* START *

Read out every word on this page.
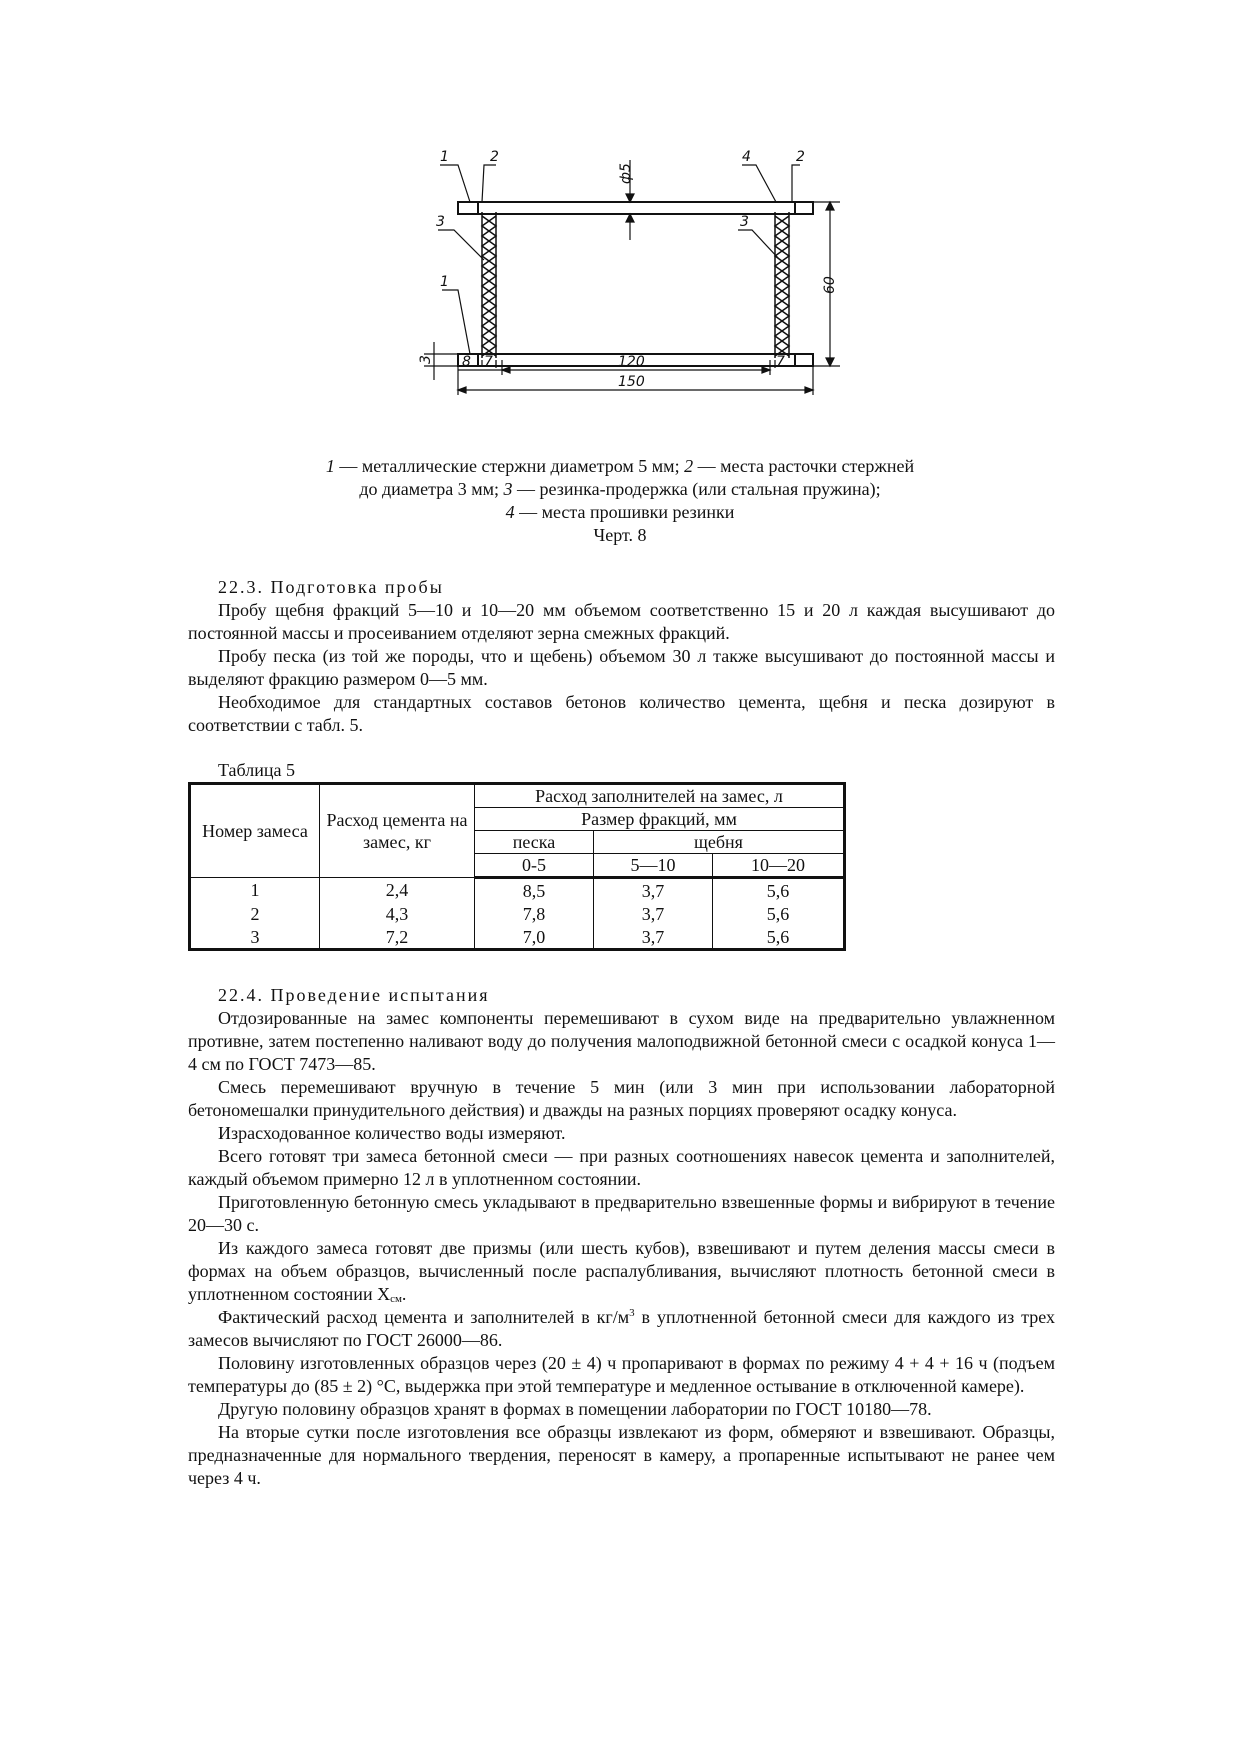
1	2
3
1
4	2
3
ф5
60
3 8 7	120	7
150
1 — металлические стержни диаметром 5 мм; 2 — места расточки стержней
до диаметра 3 мм; 3 — резинка-продержка (или стальная пружина);
4 — места прошивки резинки
Черт. 8

22.3. Подготовка пробы

Пробу щебня фракций 5—10 и 10—20 мм объемом соответственно 15 и 20 л каждая высушивают до постоянной массы и просеиванием отделяют зерна смежных фракций.

Пробу песка (из той же породы, что и щебень) объемом 30 л также высушивают до постоянной массы и выделяют фракцию размером 0—5 мм.

Необходимое для стандартных составов бетонов количество цемента, щебня и песка дозируют в соответствии с табл. 5.

Таблица 5
Номер замеса	Расход цемента на замес, кг	Расход заполнителей на замес, л		
		Размер фракций, мм		
		песка	щебня	
		0-5	5—10	10—20
1	2,4	8,5	3,7	5,6
2	4,3	7,8	3,7	5,6
3	7,2	7,0	3,7	5,6

22.4. Проведение испытания

Отдозированные на замес компоненты перемешивают в сухом виде на предварительно увлажненном противне, затем постепенно наливают воду до получения малоподвижной бетонной смеси с осадкой конуса 1—4 см по ГОСТ 7473—85.

Смесь перемешивают вручную в течение 5 мин (или 3 мин при использовании лабораторной бетономешалки принудительного действия) и дважды на разных порциях проверяют осадку конуса.

Израсходованное количество воды измеряют.

Всего готовят три замеса бетонной смеси — при разных соотношениях навесок цемента и заполнителей, каждый объемом примерно 12 л в уплотненном состоянии.

Приготовленную бетонную смесь укладывают в предварительно взвешенные формы и вибрируют в течение 20—30 с.

Из каждого замеса готовят две призмы (или шесть кубов), взвешивают и путем деления массы смеси в формах на объем образцов, вычисленный после распалубливания, вычисляют плотность бетонной смеси в уплотненном состоянии $Х_{см}$.

Фактический расход цемента и заполнителей в $кг/м^3$ в уплотненной бетонной смеси для каждого из трех замесов вычисляют по ГОСТ 26000—86.

Половину изготовленных образцов через (20 ± 4) ч пропаривают в формах по режиму 4 + 4 + 16 ч (подъем температуры до (85 ± 2) °С, выдержка при этой температуре и медленное остывание в отключенной камере).

Другую половину образцов хранят в формах в помещении лаборатории по ГОСТ 10180—78.

На вторые сутки после изготовления все образцы извлекают из форм, обмеряют и взвешивают. Образцы, предназначенные для нормального твердения, переносят в камеру, а пропаренные испытывают не ранее чем через 4 ч.
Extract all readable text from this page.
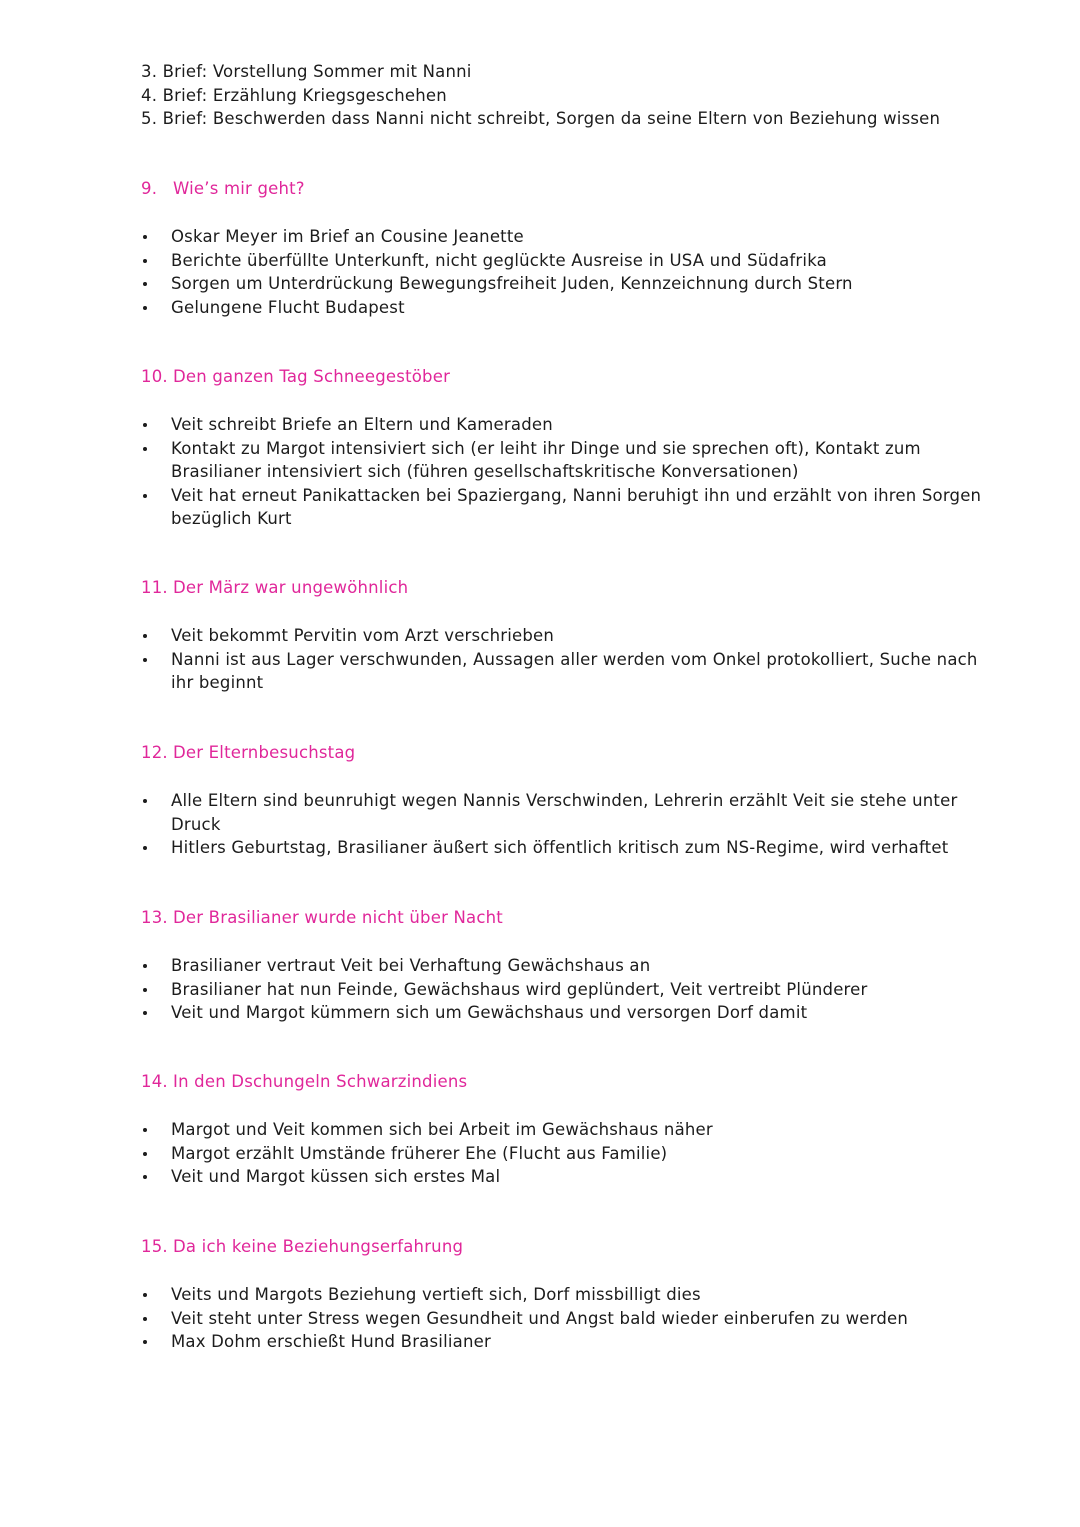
3. Brief: Vorstellung Sommer mit Nanni
4. Brief: Erzählung Kriegsgeschehen
5. Brief: Beschwerden dass Nanni nicht schreibt, Sorgen da seine Eltern von Beziehung wissen
9. Wie’s mir geht?
Oskar Meyer im Brief an Cousine Jeanette
Berichte überfüllte Unterkunft, nicht geglückte Ausreise in USA und Südafrika
Sorgen um Unterdrückung Bewegungsfreiheit Juden, Kennzeichnung durch Stern
Gelungene Flucht Budapest
10. Den ganzen Tag Schneegestöber
Veit schreibt Briefe an Eltern und Kameraden
Kontakt zu Margot intensiviert sich (er leiht ihr Dinge und sie sprechen oft), Kontakt zum Brasilianer intensiviert sich (führen gesellschaftskritische Konversationen)
Veit hat erneut Panikattacken bei Spaziergang, Nanni beruhigt ihn und erzählt von ihren Sorgen bezüglich Kurt
11. Der März war ungewöhnlich
Veit bekommt Pervitin vom Arzt verschrieben
Nanni ist aus Lager verschwunden, Aussagen aller werden vom Onkel protokolliert, Suche nach ihr beginnt
12. Der Elternbesuchstag
Alle Eltern sind beunruhigt wegen Nannis Verschwinden, Lehrerin erzählt Veit sie stehe unter Druck
Hitlers Geburtstag, Brasilianer äußert sich öffentlich kritisch zum NS-Regime, wird verhaftet
13. Der Brasilianer wurde nicht über Nacht
Brasilianer vertraut Veit bei Verhaftung Gewächshaus an
Brasilianer hat nun Feinde, Gewächshaus wird geplündert, Veit vertreibt Plünderer
Veit und Margot kümmern sich um Gewächshaus und versorgen Dorf damit
14. In den Dschungeln Schwarzindiens
Margot und Veit kommen sich bei Arbeit im Gewächshaus näher
Margot erzählt Umstände früherer Ehe (Flucht aus Familie)
Veit und Margot küssen sich erstes Mal
15. Da ich keine Beziehungserfahrung
Veits und Margots Beziehung vertieft sich, Dorf missbilligt dies
Veit steht unter Stress wegen Gesundheit und Angst bald wieder einberufen zu werden
Max Dohm erschießt Hund Brasilianer
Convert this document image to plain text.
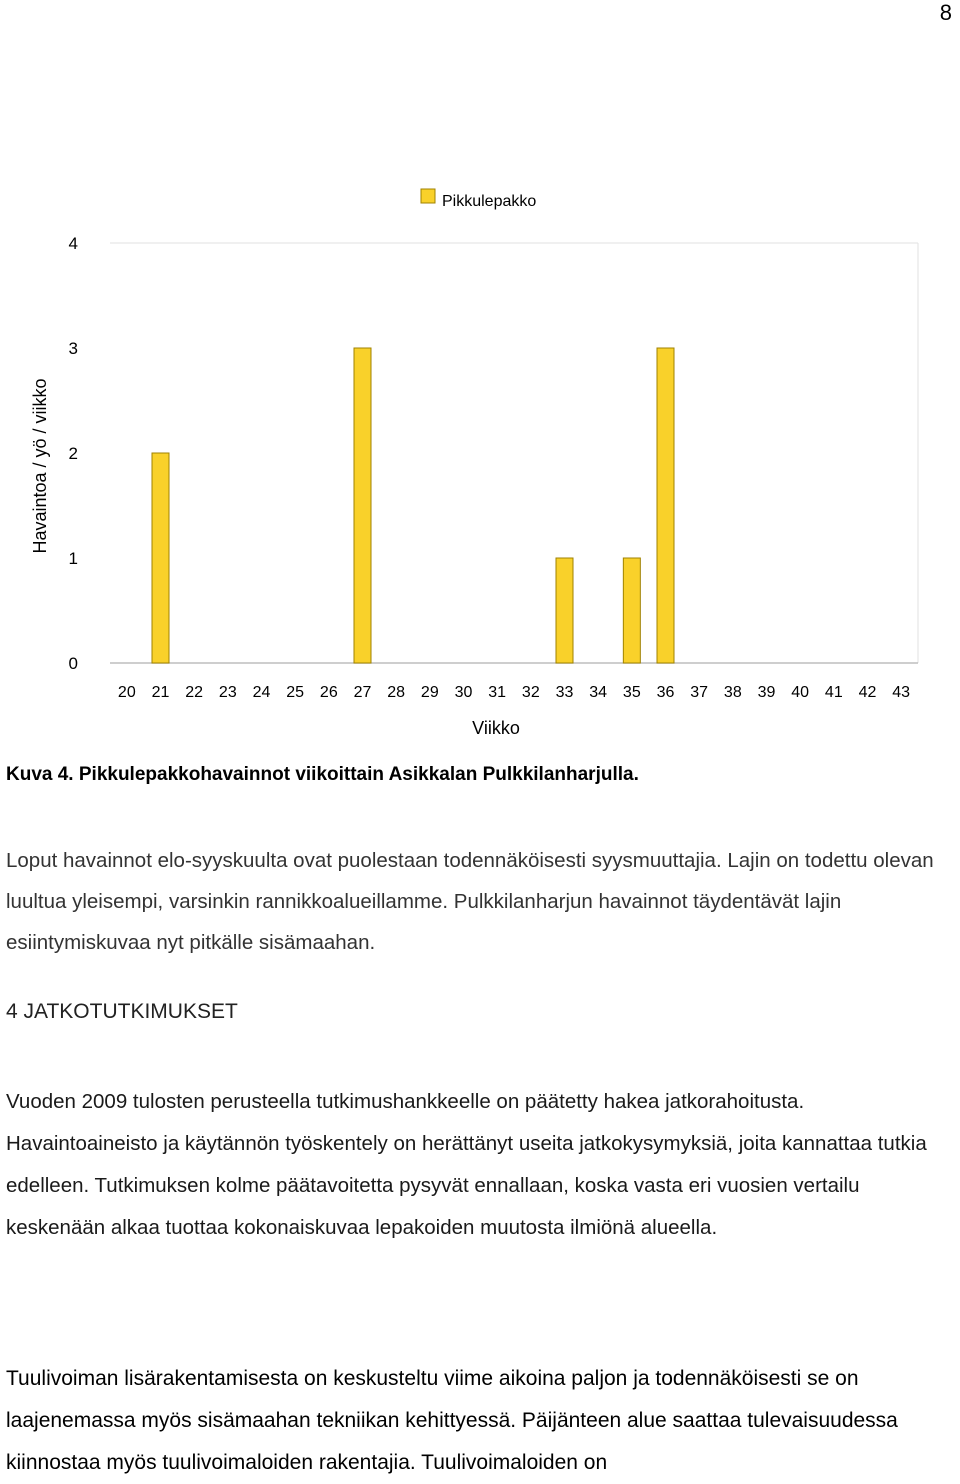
8
0
1
2
3
4
20 21 22 23 24 25 26 27 28 29 30 31 32 33 34 35 36 37 38 39 40 41 42 43
Viikko
Havaintoa / yö / viikko
Pikkulepakko
Kuva 4. Pikkulepakkohavainnot viikoittain Asikkalan Pulkkilanharjulla.

Loput havainnot elo-syyskuulta ovat puolestaan todennäköisesti syysmuuttajia. Lajin on todettu olevan luultua yleisempi, varsinkin rannikkoalueillamme. Pulkkilanharjun havainnot täydentävät lajin esiintymiskuvaa nyt pitkälle sisämaahan.

4 JATKOTUTKIMUKSET

Vuoden 2009 tulosten perusteella tutkimushankkeelle on päätetty hakea jatkorahoitusta. Havaintoaineisto ja käytännön työskentely on herättänyt useita jatkokysymyksiä, joita kannattaa tutkia edelleen. Tutkimuksen kolme päätavoitetta pysyvät ennallaan, koska vasta eri vuosien vertailu keskenään alkaa tuottaa kokonaiskuvaa lepakoiden muutosta ilmiönä alueella.

Tuulivoiman lisärakentamisesta on keskusteltu viime aikoina paljon ja todennäköisesti se on laajenemassa myös sisämaahan tekniikan kehittyessä. Päijänteen alue saattaa tulevaisuudessa kiinnostaa myös tuulivoimaloiden rakentajia. Tuulivoimaloiden on
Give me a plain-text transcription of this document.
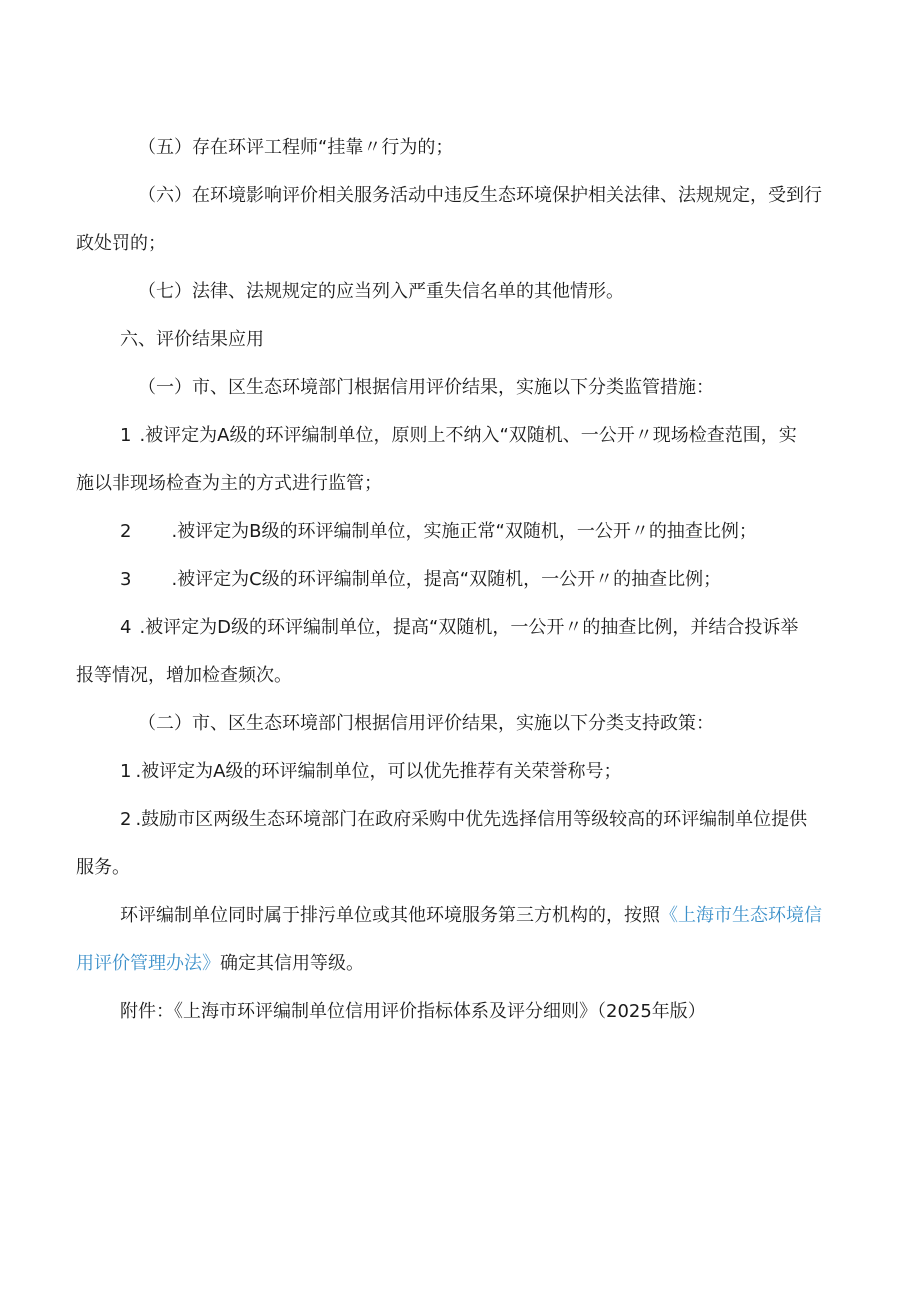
（五）存在环评工程师“挂靠〃行为的；

（六）在环境影响评价相关服务活动中违反生态环境保护相关法律、法规规定，受到行

政处罚的；

（七）法律、法规规定的应当列入严重失信名单的其他情形。

六、评价结果应用

（一）市、区生态环境部门根据信用评价结果，实施以下分类监管措施：

1 .被评定为A级的环评编制单位，原则上不纳入“双随机、一公开〃现场检查范围，实

施以非现场检查为主的方式进行监管；

2 .被评定为B级的环评编制单位，实施正常“双随机，一公开〃的抽查比例；

3 .被评定为C级的环评编制单位，提高“双随机，一公开〃的抽查比例；

4 .被评定为D级的环评编制单位，提高“双随机，一公开〃的抽查比例，并结合投诉举

报等情况，增加检查频次。

（二）市、区生态环境部门根据信用评价结果，实施以下分类支持政策：

1 .被评定为A级的环评编制单位，可以优先推荐有关荣誉称号；

2 .鼓励市区两级生态环境部门在政府采购中优先选择信用等级较高的环评编制单位提供

服务。

环评编制单位同时属于排污单位或其他环境服务第三方机构的，按照《上海市生态环境信

用评价管理办法》确定其信用等级。

附件：《上海市环评编制单位信用评价指标体系及评分细则》（2025年版）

* END *

Select every line in the material above where the string "被评定为A级的环评编制单位" occurs, and copy it.

● Completed exercise
1 .被评定为A级的环评编制单位，原则上不纳入“双随机、一公开〃现场检查范围，实
1 .被评定为A级的环评编制单位，可以优先推荐有关荣誉称号；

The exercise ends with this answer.